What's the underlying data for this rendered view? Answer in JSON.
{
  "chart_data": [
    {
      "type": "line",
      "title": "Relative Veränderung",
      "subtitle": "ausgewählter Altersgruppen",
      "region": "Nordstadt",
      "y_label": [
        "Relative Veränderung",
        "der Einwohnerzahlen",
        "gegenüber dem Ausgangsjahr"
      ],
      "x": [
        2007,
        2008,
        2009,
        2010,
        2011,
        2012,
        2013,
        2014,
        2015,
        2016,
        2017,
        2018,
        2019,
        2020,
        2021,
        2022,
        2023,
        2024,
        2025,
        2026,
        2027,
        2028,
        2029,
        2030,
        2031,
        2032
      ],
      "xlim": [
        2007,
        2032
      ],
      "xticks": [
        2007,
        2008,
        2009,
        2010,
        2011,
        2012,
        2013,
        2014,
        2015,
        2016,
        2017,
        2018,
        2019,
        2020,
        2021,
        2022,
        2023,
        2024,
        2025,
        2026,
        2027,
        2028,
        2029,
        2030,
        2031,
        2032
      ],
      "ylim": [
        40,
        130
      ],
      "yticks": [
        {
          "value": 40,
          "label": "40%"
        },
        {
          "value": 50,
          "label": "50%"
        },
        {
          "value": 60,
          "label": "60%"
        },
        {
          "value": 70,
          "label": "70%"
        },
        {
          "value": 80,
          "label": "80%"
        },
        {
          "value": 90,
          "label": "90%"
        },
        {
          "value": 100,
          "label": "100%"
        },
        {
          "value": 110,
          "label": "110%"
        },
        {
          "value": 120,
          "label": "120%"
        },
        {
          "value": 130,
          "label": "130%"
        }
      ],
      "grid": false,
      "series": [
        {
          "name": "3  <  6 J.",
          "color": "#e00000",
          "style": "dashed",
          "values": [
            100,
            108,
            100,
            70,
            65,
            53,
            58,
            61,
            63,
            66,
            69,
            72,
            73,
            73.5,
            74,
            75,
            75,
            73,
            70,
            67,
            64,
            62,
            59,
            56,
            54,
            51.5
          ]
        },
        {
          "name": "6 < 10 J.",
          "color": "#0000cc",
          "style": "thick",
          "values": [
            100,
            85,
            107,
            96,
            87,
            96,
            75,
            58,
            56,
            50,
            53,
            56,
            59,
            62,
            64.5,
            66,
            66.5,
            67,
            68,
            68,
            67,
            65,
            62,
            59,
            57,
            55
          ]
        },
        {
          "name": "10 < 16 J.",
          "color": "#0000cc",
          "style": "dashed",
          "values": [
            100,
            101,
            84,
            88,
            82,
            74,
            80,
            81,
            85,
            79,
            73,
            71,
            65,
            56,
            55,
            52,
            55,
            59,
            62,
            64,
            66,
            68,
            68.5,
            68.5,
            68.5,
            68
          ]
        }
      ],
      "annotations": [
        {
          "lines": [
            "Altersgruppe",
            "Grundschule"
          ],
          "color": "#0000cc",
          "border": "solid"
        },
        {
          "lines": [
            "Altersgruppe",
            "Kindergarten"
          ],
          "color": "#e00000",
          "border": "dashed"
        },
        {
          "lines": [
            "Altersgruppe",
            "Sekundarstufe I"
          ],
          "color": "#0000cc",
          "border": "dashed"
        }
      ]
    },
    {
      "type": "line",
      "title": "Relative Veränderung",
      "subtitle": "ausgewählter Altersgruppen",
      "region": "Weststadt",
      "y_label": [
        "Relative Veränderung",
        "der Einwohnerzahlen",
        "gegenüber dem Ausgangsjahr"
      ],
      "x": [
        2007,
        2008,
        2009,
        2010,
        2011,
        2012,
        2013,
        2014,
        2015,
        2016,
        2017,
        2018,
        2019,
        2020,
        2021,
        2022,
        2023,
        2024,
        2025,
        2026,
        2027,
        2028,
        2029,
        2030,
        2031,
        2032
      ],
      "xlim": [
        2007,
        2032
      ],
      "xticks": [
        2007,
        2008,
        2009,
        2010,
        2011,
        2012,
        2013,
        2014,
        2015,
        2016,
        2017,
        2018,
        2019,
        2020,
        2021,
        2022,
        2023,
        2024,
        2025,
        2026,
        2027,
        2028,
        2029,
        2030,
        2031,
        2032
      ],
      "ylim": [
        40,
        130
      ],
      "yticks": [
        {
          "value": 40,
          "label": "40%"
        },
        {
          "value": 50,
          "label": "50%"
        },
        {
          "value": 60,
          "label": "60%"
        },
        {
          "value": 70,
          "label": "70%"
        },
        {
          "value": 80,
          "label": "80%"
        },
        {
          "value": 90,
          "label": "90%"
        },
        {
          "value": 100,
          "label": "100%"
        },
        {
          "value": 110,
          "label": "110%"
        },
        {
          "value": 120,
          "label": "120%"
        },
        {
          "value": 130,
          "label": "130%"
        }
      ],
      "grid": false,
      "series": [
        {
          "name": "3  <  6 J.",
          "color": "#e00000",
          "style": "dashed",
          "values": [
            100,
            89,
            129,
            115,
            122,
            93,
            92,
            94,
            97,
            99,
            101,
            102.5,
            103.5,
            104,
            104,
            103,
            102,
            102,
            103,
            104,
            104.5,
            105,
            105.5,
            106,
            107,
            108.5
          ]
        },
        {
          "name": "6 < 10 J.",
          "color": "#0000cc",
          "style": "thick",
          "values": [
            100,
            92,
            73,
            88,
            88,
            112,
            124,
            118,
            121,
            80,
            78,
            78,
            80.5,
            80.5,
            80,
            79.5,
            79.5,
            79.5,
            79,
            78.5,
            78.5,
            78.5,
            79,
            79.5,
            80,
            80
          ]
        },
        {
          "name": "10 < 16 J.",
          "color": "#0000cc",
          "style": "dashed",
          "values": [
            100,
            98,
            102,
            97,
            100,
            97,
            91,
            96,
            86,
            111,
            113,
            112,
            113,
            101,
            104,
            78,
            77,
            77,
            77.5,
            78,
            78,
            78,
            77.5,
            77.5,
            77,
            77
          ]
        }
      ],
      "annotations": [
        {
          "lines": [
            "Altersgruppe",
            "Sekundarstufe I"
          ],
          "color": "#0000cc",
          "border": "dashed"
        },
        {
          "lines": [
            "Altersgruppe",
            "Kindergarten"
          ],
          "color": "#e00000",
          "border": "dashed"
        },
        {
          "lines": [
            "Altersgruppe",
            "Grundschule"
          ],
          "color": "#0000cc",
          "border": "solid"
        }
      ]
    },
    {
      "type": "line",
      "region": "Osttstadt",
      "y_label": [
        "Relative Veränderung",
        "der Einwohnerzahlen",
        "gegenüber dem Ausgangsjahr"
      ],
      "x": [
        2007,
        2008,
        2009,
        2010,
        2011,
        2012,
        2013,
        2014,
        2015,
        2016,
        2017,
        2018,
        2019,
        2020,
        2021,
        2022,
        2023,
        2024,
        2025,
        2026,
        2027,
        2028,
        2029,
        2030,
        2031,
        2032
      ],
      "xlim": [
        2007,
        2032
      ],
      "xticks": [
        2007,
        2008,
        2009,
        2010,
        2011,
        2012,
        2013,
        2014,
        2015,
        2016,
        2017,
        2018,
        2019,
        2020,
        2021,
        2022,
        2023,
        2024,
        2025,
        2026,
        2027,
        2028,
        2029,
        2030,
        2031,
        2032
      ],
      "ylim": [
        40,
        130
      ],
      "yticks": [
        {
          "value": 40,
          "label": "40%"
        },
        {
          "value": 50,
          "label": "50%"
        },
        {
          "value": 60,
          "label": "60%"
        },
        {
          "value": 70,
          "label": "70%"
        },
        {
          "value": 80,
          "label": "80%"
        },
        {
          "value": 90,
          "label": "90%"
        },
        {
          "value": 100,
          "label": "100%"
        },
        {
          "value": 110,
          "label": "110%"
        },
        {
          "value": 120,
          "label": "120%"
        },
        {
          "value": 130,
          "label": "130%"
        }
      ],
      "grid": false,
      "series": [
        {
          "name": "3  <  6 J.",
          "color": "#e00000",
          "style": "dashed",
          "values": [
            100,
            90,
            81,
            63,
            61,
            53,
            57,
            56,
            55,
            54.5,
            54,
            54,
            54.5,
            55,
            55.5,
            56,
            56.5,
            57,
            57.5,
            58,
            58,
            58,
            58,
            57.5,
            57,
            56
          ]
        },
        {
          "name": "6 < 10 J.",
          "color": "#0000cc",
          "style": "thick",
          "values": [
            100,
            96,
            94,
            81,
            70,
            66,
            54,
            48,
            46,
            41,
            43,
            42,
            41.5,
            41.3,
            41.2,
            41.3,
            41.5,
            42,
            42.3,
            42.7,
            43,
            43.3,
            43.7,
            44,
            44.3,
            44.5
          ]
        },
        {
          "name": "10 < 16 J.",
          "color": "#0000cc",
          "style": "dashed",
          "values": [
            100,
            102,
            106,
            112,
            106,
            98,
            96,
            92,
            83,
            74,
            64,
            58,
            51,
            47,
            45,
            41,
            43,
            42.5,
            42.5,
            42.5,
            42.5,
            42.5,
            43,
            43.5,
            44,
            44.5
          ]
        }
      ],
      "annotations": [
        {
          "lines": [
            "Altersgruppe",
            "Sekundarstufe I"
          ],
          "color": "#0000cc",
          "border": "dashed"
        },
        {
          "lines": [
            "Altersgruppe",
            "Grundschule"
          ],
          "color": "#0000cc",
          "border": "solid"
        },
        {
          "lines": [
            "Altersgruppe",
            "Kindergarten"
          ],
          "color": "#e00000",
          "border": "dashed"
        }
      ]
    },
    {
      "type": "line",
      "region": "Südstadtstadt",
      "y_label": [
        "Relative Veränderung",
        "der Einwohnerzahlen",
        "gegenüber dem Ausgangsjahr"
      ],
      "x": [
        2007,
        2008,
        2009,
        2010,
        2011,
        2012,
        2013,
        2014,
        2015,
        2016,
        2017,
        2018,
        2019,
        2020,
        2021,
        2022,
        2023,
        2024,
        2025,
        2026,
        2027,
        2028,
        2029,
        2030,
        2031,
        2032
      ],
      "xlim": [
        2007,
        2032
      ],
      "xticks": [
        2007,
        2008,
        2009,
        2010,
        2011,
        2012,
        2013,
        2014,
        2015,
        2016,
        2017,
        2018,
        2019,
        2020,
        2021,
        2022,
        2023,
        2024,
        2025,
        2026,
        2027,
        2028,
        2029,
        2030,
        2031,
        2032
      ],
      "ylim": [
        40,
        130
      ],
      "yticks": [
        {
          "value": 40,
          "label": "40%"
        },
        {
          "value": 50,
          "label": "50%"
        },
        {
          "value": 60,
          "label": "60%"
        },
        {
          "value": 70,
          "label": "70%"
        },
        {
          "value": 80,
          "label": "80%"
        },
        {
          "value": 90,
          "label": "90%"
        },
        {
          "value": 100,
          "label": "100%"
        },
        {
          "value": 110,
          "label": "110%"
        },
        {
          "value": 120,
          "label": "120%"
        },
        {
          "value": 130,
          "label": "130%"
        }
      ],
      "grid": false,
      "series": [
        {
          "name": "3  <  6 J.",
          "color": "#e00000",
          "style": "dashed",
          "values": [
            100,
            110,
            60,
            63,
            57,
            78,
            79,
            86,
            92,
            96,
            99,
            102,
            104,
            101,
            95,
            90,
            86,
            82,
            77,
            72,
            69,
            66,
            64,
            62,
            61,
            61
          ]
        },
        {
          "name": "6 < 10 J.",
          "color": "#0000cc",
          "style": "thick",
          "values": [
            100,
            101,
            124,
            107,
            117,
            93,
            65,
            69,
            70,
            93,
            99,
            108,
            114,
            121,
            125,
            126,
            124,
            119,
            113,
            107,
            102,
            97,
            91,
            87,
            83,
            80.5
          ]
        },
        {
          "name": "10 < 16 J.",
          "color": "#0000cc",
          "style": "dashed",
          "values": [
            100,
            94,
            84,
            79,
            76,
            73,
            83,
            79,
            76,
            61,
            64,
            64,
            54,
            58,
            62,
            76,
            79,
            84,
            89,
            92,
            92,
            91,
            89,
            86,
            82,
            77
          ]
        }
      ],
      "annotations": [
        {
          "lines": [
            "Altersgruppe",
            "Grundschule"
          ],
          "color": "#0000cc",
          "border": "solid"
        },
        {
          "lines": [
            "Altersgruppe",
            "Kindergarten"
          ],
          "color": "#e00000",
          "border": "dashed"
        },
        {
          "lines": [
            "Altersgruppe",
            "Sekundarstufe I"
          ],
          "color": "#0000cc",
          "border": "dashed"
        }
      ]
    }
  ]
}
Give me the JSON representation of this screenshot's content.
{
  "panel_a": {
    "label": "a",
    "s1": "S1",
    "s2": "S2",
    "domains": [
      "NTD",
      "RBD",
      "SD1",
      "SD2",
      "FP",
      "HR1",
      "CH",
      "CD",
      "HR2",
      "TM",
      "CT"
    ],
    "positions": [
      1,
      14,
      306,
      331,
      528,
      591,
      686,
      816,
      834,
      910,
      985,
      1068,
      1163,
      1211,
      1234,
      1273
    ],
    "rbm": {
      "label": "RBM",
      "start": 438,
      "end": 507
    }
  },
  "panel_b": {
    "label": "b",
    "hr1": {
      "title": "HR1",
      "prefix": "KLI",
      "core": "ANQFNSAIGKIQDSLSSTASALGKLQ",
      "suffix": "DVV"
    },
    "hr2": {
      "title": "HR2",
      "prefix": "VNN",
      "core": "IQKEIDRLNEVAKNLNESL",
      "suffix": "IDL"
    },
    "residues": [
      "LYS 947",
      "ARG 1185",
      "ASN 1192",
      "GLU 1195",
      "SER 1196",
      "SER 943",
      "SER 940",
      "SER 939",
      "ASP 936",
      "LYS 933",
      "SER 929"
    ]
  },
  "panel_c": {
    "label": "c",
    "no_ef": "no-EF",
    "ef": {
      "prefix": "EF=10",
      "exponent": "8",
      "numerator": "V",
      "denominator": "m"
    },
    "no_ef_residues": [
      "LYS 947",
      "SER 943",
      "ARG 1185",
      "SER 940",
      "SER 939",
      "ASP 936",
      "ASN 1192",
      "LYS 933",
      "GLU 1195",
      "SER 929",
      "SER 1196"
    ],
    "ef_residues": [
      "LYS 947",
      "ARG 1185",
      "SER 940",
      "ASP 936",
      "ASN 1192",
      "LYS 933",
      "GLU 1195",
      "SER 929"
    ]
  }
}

#### To do:
Word for word, quote the lines from the line containing "Give me the" through the end of the material, both included, and nothing else.

#### The answer:
Give me the JSON representation of this screenshot's content.
{
  "panel_a": {
    "label": "a",
    "s1": "S1",
    "s2": "S2",
    "domains": [
      "NTD",
      "RBD",
      "SD1",
      "SD2",
      "FP",
      "HR1",
      "CH",
      "CD",
      "HR2",
      "TM",
      "CT"
    ],
    "positions": [
      1,
      14,
      306,
      331,
      528,
      591,
      686,
      816,
      834,
      910,
      985,
      1068,
      1163,
      1211,
      1234,
      1273
    ],
    "rbm": {
      "label": "RBM",
      "start": 438,
      "end": 507
    }
  },
  "panel_b": {
    "label": "b",
    "hr1": {
      "title": "HR1",
      "prefix": "KLI",
      "core": "ANQFNSAIGKIQDSLSSTASALGKLQ",
      "suffix": "DVV"
    },
    "hr2": {
      "title": "HR2",
      "prefix": "VNN",
      "core": "IQKEIDRLNEVAKNLNESL",
      "suffix": "IDL"
    },
    "residues": [
      "LYS 947",
      "ARG 1185",
      "ASN 1192",
      "GLU 1195",
      "SER 1196",
      "SER 943",
      "SER 940",
      "SER 939",
      "ASP 936",
      "LYS 933",
      "SER 929"
    ]
  },
  "panel_c": {
    "label": "c",
    "no_ef": "no-EF",
    "ef": {
      "prefix": "EF=10",
      "exponent": "8",
      "numerator": "V",
      "denominator": "m"
    },
    "no_ef_residues": [
      "LYS 947",
      "SER 943",
      "ARG 1185",
      "SER 940",
      "SER 939",
      "ASP 936",
      "ASN 1192",
      "LYS 933",
      "GLU 1195",
      "SER 929",
      "SER 1196"
    ],
    "ef_residues": [
      "LYS 947",
      "ARG 1185",
      "SER 940",
      "ASP 936",
      "ASN 1192",
      "LYS 933",
      "GLU 1195",
      "SER 929"
    ]
  }
}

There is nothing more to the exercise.